# Data items
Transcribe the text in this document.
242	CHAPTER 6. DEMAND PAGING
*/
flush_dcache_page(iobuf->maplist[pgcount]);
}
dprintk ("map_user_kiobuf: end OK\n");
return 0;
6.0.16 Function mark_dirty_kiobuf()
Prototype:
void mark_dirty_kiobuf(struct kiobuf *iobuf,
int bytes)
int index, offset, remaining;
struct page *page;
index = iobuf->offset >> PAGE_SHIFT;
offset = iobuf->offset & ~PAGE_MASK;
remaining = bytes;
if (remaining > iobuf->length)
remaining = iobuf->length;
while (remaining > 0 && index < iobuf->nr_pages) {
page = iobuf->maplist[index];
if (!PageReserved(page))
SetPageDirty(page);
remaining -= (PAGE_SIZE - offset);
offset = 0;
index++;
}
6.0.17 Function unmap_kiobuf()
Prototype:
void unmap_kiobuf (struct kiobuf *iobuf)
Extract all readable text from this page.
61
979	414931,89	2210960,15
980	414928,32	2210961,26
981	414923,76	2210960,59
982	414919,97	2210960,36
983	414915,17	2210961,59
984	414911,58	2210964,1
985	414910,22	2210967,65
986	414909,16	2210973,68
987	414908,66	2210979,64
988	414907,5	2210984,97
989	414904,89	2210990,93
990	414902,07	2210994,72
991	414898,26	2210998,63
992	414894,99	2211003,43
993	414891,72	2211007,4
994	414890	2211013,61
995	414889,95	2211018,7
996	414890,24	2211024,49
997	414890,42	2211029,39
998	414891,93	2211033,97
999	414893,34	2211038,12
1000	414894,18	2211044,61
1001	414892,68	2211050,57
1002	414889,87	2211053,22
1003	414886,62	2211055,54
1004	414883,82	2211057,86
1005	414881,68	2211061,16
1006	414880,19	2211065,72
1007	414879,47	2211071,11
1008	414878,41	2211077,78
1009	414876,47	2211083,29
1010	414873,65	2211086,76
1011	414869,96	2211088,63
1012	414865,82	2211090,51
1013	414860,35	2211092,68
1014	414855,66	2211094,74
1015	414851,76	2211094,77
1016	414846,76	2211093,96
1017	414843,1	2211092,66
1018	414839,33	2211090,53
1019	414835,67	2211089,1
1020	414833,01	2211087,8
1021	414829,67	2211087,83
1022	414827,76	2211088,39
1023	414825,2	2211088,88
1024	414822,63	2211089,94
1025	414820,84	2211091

# Exercise goal
Across the records, count the lines holding the string "void". Give the number and stop.

# Reply
2